◆ **TASK REQUIREMENTS**
Give the number of lines that include the word "Kapitel", nothing more.

Extracted data entries

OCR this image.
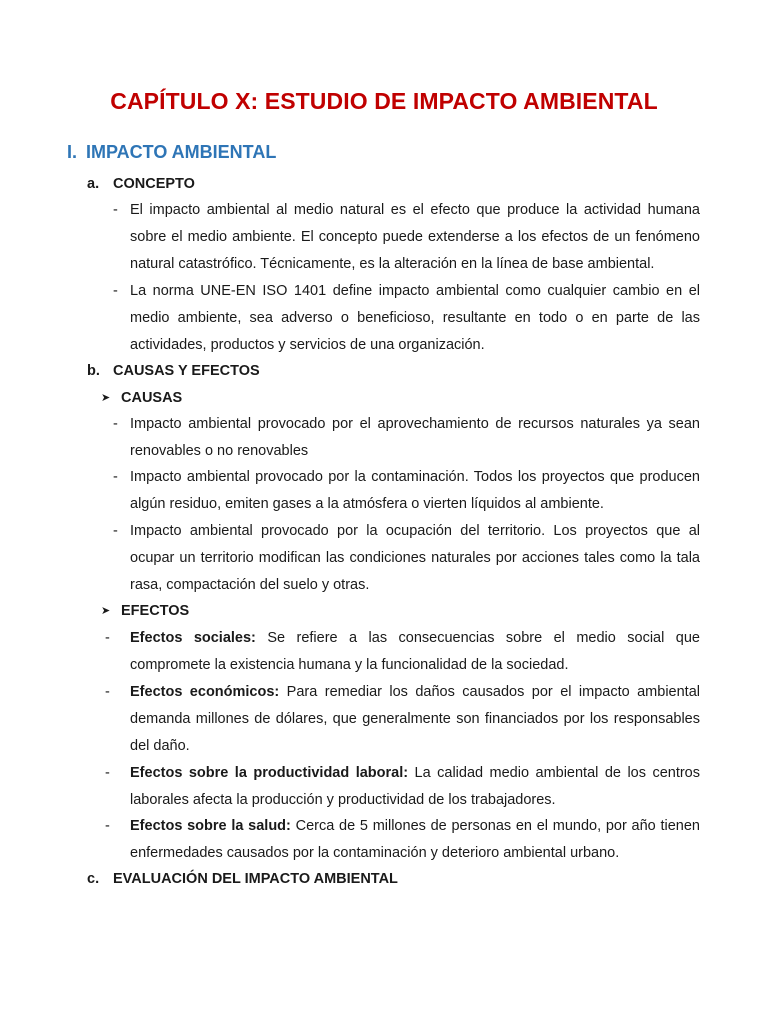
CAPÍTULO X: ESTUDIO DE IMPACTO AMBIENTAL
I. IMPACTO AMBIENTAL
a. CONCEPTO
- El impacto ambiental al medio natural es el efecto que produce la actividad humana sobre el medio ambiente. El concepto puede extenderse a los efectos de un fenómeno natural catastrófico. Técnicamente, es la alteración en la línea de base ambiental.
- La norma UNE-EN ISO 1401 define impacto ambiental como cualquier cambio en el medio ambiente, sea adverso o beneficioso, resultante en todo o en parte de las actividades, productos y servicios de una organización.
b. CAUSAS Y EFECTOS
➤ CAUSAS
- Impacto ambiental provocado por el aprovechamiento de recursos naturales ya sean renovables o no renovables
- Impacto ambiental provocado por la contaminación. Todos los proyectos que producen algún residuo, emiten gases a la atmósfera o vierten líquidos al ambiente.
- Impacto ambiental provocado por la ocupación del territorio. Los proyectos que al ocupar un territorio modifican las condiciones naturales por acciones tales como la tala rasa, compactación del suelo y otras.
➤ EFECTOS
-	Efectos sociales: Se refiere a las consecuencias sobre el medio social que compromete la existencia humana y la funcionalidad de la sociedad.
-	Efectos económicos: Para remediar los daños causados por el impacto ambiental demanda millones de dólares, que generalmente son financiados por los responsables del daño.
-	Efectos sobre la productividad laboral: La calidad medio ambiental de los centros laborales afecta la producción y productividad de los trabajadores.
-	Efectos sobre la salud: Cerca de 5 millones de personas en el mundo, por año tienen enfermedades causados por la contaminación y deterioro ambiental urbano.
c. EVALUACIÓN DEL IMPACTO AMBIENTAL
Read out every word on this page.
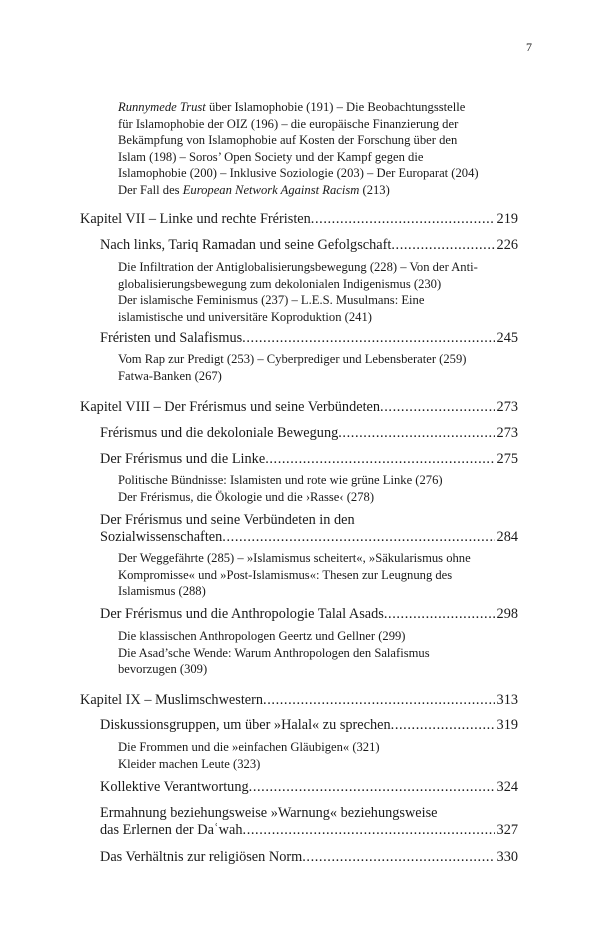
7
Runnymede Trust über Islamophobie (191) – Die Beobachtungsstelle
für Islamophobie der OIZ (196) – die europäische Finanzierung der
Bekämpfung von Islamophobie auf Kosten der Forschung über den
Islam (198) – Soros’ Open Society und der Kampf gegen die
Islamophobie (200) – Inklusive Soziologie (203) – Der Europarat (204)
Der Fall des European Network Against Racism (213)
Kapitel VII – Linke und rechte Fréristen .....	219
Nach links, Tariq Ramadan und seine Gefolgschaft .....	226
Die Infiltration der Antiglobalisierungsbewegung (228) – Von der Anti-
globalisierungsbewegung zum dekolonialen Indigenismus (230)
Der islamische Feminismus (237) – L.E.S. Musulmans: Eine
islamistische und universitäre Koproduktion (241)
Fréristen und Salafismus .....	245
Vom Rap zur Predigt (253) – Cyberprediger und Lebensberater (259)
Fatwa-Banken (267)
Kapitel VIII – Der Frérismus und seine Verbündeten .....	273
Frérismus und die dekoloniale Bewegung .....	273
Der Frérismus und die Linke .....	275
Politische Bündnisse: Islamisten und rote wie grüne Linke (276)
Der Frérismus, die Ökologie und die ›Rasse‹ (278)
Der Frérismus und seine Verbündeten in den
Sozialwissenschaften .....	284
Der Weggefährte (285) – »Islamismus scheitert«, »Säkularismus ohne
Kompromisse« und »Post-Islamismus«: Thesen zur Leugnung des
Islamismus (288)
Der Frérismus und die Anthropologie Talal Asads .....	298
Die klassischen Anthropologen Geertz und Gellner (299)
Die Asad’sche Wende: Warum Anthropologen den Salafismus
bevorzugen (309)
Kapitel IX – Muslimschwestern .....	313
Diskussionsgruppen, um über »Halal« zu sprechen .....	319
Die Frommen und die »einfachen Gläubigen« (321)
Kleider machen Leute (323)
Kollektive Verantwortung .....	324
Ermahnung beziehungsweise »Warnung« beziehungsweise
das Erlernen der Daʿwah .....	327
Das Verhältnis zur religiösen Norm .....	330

◆ **OUTPUT FOR THIS TASK**
3